== RECORD SET

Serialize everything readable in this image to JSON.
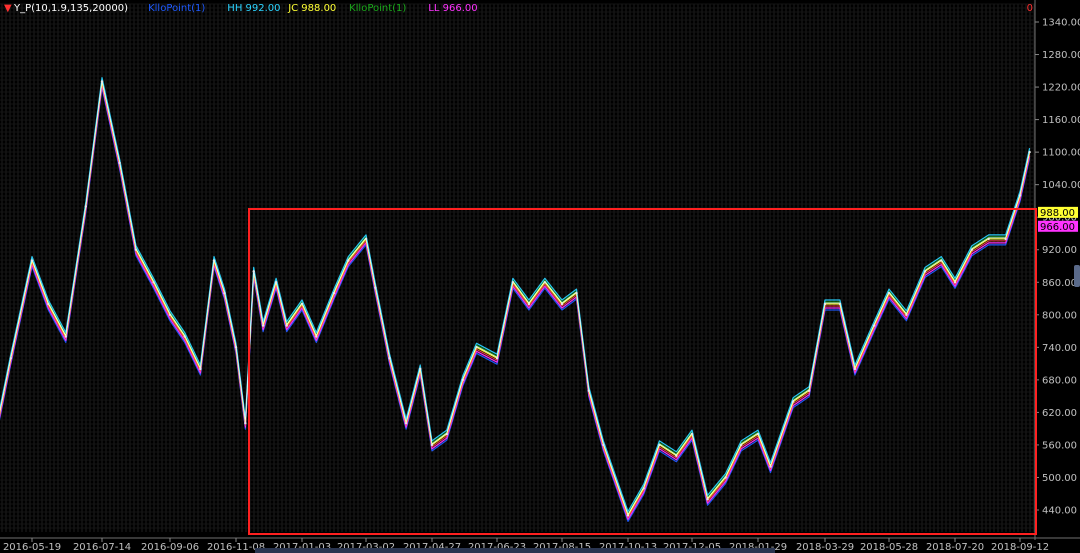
{
  "legend": {
    "indicator": "Y_P(10,1.9,135,20000)",
    "items": [
      {
        "label": "KlloPoint(1)",
        "value": "",
        "color": "#1f5bff"
      },
      {
        "label": "HH",
        "value": "992.00",
        "color": "#2ad3ff"
      },
      {
        "label": "JC",
        "value": "988.00",
        "color": "#ffff33"
      },
      {
        "label": "KlloPoint(1)",
        "value": "",
        "color": "#1aa81a"
      },
      {
        "label": "LL",
        "value": "966.00",
        "color": "#ff33ff"
      }
    ]
  },
  "corner_mark": "0",
  "price_tags": [
    {
      "value": "988.00",
      "bg": "#ffff33",
      "fg": "#000000"
    },
    {
      "value": "966.00",
      "bg": "#ff33ff",
      "fg": "#000000"
    }
  ],
  "bottom_corner_label": "",
  "chart_data": {
    "type": "line",
    "title": "",
    "xlabel": "",
    "ylabel": "",
    "ylim": [
      400,
      1360
    ],
    "grid": true,
    "legend_position": "top-left",
    "y_ticks": [
      "1340.00",
      "1280.00",
      "1220.00",
      "1160.00",
      "1100.00",
      "1040.00",
      "980.00",
      "920.00",
      "860.00",
      "800.00",
      "740.00",
      "680.00",
      "620.00",
      "560.00",
      "500.00",
      "440.00"
    ],
    "x_ticks": [
      "2016-05-19",
      "2016-07-14",
      "2016-09-06",
      "2016-11-08",
      "2017-01-03",
      "2017-03-02",
      "2017-04-27",
      "2017-06-23",
      "2017-08-15",
      "2017-10-13",
      "2017-12-05",
      "2018-01-29",
      "2018-03-29",
      "2018-05-28",
      "2018-07-20",
      "2018-09-12"
    ],
    "x": [
      "2016-04-18",
      "2016-05-02",
      "2016-05-19",
      "2016-06-01",
      "2016-06-15",
      "2016-07-01",
      "2016-07-14",
      "2016-07-28",
      "2016-08-10",
      "2016-08-24",
      "2016-09-06",
      "2016-09-20",
      "2016-10-05",
      "2016-10-18",
      "2016-10-28",
      "2016-11-08",
      "2016-11-16",
      "2016-11-23",
      "2016-12-01",
      "2016-12-12",
      "2016-12-21",
      "2017-01-03",
      "2017-01-16",
      "2017-02-01",
      "2017-02-14",
      "2017-03-02",
      "2017-03-10",
      "2017-03-22",
      "2017-04-05",
      "2017-04-17",
      "2017-04-27",
      "2017-05-10",
      "2017-05-24",
      "2017-06-05",
      "2017-06-23",
      "2017-07-06",
      "2017-07-19",
      "2017-08-01",
      "2017-08-15",
      "2017-08-28",
      "2017-09-08",
      "2017-09-21",
      "2017-10-13",
      "2017-10-26",
      "2017-11-08",
      "2017-11-22",
      "2017-12-05",
      "2017-12-18",
      "2018-01-02",
      "2018-01-15",
      "2018-01-29",
      "2018-02-09",
      "2018-03-01",
      "2018-03-15",
      "2018-03-29",
      "2018-04-12",
      "2018-04-26",
      "2018-05-14",
      "2018-05-28",
      "2018-06-11",
      "2018-06-26",
      "2018-07-09",
      "2018-07-20",
      "2018-08-03",
      "2018-08-17",
      "2018-08-31",
      "2018-09-12",
      "2018-09-20"
    ],
    "series": [
      {
        "values": [
          560,
          720,
          900,
          820,
          760,
          1000,
          1230,
          1080,
          920,
          860,
          800,
          760,
          700,
          900,
          840,
          740,
          600,
          880,
          780,
          860,
          780,
          820,
          760,
          840,
          900,
          940,
          850,
          720,
          600,
          700,
          560,
          580,
          680,
          740,
          720,
          860,
          820,
          860,
          820,
          840,
          660,
          560,
          430,
          480,
          560,
          540,
          580,
          460,
          500,
          560,
          580,
          520,
          640,
          660,
          820,
          820,
          700,
          780,
          840,
          800,
          880,
          900,
          860,
          920,
          940,
          940,
          1020,
          1100
        ]
      }
    ]
  }
}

====

### [WHAT YOU HAVE TO DO]
The records above need to be given again exactly. Omit the pictures.

### [RESULT FOR THIS TASK]
Serialize everything readable in this image to JSON.
{
  "legend": {
    "indicator": "Y_P(10,1.9,135,20000)",
    "items": [
      {
        "label": "KlloPoint(1)",
        "value": "",
        "color": "#1f5bff"
      },
      {
        "label": "HH",
        "value": "992.00",
        "color": "#2ad3ff"
      },
      {
        "label": "JC",
        "value": "988.00",
        "color": "#ffff33"
      },
      {
        "label": "KlloPoint(1)",
        "value": "",
        "color": "#1aa81a"
      },
      {
        "label": "LL",
        "value": "966.00",
        "color": "#ff33ff"
      }
    ]
  },
  "corner_mark": "0",
  "price_tags": [
    {
      "value": "988.00",
      "bg": "#ffff33",
      "fg": "#000000"
    },
    {
      "value": "966.00",
      "bg": "#ff33ff",
      "fg": "#000000"
    }
  ],
  "bottom_corner_label": "",
  "chart_data": {
    "type": "line",
    "title": "",
    "xlabel": "",
    "ylabel": "",
    "ylim": [
      400,
      1360
    ],
    "grid": true,
    "legend_position": "top-left",
    "y_ticks": [
      "1340.00",
      "1280.00",
      "1220.00",
      "1160.00",
      "1100.00",
      "1040.00",
      "980.00",
      "920.00",
      "860.00",
      "800.00",
      "740.00",
      "680.00",
      "620.00",
      "560.00",
      "500.00",
      "440.00"
    ],
    "x_ticks": [
      "2016-05-19",
      "2016-07-14",
      "2016-09-06",
      "2016-11-08",
      "2017-01-03",
      "2017-03-02",
      "2017-04-27",
      "2017-06-23",
      "2017-08-15",
      "2017-10-13",
      "2017-12-05",
      "2018-01-29",
      "2018-03-29",
      "2018-05-28",
      "2018-07-20",
      "2018-09-12"
    ],
    "x": [
      "2016-04-18",
      "2016-05-02",
      "2016-05-19",
      "2016-06-01",
      "2016-06-15",
      "2016-07-01",
      "2016-07-14",
      "2016-07-28",
      "2016-08-10",
      "2016-08-24",
      "2016-09-06",
      "2016-09-20",
      "2016-10-05",
      "2016-10-18",
      "2016-10-28",
      "2016-11-08",
      "2016-11-16",
      "2016-11-23",
      "2016-12-01",
      "2016-12-12",
      "2016-12-21",
      "2017-01-03",
      "2017-01-16",
      "2017-02-01",
      "2017-02-14",
      "2017-03-02",
      "2017-03-10",
      "2017-03-22",
      "2017-04-05",
      "2017-04-17",
      "2017-04-27",
      "2017-05-10",
      "2017-05-24",
      "2017-06-05",
      "2017-06-23",
      "2017-07-06",
      "2017-07-19",
      "2017-08-01",
      "2017-08-15",
      "2017-08-28",
      "2017-09-08",
      "2017-09-21",
      "2017-10-13",
      "2017-10-26",
      "2017-11-08",
      "2017-11-22",
      "2017-12-05",
      "2017-12-18",
      "2018-01-02",
      "2018-01-15",
      "2018-01-29",
      "2018-02-09",
      "2018-03-01",
      "2018-03-15",
      "2018-03-29",
      "2018-04-12",
      "2018-04-26",
      "2018-05-14",
      "2018-05-28",
      "2018-06-11",
      "2018-06-26",
      "2018-07-09",
      "2018-07-20",
      "2018-08-03",
      "2018-08-17",
      "2018-08-31",
      "2018-09-12",
      "2018-09-20"
    ],
    "series": [
      {
        "values": [
          560,
          720,
          900,
          820,
          760,
          1000,
          1230,
          1080,
          920,
          860,
          800,
          760,
          700,
          900,
          840,
          740,
          600,
          880,
          780,
          860,
          780,
          820,
          760,
          840,
          900,
          940,
          850,
          720,
          600,
          700,
          560,
          580,
          680,
          740,
          720,
          860,
          820,
          860,
          820,
          840,
          660,
          560,
          430,
          480,
          560,
          540,
          580,
          460,
          500,
          560,
          580,
          520,
          640,
          660,
          820,
          820,
          700,
          780,
          840,
          800,
          880,
          900,
          860,
          920,
          940,
          940,
          1020,
          1100
        ]
      }
    ]
  }
}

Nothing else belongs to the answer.